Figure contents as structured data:
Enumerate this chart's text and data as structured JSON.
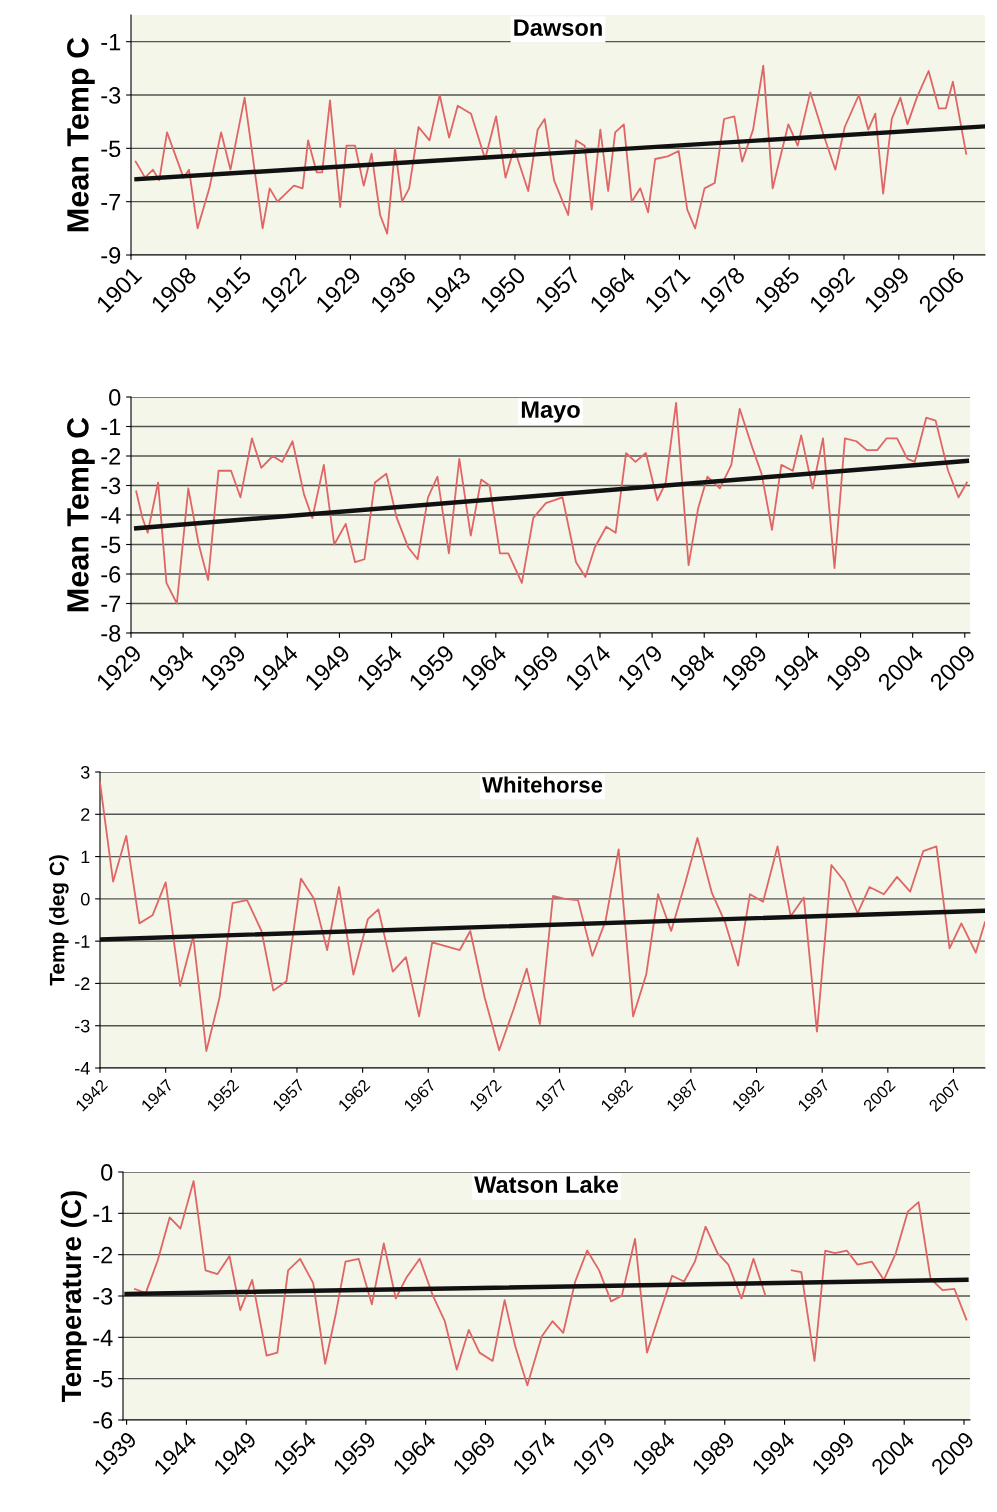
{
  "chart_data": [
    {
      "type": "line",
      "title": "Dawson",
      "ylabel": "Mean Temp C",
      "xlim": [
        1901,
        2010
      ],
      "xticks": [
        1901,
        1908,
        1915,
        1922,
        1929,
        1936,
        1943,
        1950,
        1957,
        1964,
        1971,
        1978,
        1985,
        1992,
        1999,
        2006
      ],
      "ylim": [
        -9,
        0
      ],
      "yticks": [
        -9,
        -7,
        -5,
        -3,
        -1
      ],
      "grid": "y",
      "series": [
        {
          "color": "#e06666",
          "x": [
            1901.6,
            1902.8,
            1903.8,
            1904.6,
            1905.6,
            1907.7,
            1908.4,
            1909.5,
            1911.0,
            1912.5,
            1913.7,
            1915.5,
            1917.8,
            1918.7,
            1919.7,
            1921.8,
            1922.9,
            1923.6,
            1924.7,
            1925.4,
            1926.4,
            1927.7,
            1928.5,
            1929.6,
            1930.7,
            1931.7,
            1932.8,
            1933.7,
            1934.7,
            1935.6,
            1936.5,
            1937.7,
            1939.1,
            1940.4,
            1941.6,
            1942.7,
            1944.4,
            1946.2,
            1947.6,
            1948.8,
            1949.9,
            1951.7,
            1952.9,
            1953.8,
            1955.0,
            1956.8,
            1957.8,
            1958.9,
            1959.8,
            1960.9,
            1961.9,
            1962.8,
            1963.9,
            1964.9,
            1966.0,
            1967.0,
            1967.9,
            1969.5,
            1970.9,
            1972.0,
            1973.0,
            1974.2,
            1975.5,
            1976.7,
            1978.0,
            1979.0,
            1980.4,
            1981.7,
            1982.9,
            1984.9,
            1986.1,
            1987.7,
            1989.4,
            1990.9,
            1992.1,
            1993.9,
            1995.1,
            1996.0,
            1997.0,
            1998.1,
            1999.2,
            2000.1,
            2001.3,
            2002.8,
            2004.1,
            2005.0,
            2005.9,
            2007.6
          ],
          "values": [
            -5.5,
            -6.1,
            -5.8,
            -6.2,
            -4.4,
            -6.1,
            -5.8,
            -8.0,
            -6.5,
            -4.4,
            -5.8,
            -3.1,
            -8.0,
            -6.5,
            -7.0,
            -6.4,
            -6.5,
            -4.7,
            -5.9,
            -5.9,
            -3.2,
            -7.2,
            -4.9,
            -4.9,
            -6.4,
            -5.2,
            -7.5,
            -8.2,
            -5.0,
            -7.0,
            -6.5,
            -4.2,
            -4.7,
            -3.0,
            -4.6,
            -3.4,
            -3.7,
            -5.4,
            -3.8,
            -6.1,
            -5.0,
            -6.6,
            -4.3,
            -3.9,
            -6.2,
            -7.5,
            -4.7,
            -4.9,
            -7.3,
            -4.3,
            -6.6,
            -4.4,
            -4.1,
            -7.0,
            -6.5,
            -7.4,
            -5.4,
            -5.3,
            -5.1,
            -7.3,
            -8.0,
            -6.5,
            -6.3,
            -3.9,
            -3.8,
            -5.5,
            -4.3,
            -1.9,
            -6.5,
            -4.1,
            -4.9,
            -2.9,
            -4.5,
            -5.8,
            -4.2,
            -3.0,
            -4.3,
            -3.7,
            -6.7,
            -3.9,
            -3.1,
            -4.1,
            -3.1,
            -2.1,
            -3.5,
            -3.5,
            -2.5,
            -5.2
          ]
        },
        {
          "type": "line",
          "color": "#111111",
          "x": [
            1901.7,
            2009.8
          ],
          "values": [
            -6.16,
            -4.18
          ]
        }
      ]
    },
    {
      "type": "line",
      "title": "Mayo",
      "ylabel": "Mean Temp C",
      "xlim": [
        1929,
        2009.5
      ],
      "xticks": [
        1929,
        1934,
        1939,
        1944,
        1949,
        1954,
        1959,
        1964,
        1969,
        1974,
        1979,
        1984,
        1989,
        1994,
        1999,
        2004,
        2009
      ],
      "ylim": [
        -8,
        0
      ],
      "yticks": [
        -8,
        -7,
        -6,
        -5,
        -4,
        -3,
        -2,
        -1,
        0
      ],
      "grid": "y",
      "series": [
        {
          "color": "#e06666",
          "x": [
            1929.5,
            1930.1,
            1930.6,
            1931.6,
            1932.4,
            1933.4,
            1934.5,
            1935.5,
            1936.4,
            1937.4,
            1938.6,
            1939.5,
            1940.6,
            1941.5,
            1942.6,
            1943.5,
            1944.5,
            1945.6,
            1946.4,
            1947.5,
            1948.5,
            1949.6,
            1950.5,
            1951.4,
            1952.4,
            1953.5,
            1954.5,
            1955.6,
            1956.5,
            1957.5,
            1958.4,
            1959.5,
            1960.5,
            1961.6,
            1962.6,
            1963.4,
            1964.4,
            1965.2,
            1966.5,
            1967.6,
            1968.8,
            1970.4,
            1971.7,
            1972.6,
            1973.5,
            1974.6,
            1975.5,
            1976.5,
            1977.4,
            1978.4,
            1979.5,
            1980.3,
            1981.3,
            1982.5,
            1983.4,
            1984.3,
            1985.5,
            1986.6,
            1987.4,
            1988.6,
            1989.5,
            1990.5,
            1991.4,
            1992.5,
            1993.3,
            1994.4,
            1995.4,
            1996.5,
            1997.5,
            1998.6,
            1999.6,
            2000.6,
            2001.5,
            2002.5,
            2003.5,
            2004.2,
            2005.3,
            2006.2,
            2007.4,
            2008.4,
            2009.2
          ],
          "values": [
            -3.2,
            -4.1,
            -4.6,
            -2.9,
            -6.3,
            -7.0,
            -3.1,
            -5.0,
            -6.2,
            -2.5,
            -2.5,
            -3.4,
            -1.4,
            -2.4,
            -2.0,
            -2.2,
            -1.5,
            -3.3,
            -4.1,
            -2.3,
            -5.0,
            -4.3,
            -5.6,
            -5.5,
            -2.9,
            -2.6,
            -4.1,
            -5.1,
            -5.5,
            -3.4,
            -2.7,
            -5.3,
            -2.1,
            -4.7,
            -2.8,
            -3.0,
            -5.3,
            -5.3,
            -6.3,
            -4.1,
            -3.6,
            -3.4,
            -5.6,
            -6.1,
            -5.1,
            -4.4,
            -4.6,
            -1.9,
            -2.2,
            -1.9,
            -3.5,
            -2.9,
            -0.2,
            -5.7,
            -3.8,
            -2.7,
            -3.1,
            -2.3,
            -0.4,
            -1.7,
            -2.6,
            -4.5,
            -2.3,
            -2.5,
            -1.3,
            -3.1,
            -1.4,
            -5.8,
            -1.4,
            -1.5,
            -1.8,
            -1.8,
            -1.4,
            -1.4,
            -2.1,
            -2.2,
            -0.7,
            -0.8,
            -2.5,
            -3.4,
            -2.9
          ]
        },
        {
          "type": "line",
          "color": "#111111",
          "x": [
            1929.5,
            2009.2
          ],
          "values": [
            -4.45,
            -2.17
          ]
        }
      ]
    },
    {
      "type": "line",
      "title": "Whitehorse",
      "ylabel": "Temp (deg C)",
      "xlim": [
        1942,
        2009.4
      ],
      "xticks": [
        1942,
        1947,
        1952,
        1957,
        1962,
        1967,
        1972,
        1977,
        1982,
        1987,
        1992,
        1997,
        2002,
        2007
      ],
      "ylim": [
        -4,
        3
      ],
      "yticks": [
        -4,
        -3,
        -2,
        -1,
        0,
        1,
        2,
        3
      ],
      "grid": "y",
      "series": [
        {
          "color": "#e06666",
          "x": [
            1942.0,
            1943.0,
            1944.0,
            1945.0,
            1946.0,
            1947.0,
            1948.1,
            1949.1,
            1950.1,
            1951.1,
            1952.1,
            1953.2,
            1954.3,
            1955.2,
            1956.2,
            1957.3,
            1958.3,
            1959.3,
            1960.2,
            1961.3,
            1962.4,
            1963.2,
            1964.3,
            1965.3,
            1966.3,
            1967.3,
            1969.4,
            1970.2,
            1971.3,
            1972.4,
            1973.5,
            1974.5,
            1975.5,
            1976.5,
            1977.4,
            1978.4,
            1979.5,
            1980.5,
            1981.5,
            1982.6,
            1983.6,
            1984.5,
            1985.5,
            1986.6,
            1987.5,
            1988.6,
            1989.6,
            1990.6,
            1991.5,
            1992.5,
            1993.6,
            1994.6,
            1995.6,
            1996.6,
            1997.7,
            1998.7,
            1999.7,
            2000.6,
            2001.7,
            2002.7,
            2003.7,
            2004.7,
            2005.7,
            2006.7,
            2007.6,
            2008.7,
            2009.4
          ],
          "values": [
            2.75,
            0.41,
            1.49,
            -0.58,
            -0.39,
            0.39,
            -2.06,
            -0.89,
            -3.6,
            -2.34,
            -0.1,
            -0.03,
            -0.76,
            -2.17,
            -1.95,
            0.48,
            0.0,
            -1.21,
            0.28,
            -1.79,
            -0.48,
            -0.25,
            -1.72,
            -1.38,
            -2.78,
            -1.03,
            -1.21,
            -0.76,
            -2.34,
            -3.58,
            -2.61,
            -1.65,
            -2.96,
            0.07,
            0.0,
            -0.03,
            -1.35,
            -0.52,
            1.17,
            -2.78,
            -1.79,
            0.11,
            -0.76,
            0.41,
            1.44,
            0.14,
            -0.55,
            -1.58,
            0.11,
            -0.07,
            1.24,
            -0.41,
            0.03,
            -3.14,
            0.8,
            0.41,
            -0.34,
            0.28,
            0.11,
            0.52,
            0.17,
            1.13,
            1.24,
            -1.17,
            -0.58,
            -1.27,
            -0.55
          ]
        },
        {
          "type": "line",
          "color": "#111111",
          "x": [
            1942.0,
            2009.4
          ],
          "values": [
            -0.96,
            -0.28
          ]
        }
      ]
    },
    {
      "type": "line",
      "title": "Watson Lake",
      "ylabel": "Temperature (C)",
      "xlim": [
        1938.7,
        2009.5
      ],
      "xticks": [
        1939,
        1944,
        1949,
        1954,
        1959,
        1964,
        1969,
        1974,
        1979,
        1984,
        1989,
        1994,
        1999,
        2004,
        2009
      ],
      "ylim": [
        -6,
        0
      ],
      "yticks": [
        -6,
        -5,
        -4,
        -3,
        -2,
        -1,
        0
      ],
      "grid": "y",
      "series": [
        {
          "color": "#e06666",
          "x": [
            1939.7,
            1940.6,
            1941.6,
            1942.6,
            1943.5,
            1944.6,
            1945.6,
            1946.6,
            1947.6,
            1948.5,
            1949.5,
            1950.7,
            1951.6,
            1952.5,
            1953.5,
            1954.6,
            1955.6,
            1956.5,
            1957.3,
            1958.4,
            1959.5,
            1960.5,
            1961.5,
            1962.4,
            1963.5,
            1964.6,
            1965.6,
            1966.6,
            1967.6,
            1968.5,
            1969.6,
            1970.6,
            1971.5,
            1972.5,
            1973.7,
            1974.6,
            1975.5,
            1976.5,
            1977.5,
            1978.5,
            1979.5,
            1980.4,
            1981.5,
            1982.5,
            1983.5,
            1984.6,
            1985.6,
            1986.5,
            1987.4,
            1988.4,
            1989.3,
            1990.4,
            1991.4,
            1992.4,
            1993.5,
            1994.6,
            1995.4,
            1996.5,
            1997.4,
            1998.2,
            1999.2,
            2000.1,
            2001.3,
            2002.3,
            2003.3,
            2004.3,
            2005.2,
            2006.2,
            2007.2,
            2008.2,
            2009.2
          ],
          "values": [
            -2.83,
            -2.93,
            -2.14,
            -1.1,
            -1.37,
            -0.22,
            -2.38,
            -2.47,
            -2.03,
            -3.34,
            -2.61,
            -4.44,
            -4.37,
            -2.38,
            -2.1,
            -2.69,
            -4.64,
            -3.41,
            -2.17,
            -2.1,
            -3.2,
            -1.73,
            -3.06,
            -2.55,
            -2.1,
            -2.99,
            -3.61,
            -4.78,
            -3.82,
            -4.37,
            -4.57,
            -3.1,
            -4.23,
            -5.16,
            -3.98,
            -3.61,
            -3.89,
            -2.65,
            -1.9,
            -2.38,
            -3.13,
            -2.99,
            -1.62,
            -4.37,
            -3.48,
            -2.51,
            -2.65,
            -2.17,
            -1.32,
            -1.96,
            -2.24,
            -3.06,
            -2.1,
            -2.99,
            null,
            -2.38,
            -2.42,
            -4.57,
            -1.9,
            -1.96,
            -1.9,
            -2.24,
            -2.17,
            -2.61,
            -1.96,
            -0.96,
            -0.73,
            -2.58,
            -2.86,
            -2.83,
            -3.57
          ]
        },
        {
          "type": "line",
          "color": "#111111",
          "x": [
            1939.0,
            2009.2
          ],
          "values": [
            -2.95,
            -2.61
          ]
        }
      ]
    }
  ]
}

Exercise instructions: Gather all lines from the listing above in which "ylabel" occurs.

Full answer:
      "ylabel": "Mean Temp C",
      "ylabel": "Mean Temp C",
      "ylabel": "Temp (deg C)",
      "ylabel": "Temperature (C)",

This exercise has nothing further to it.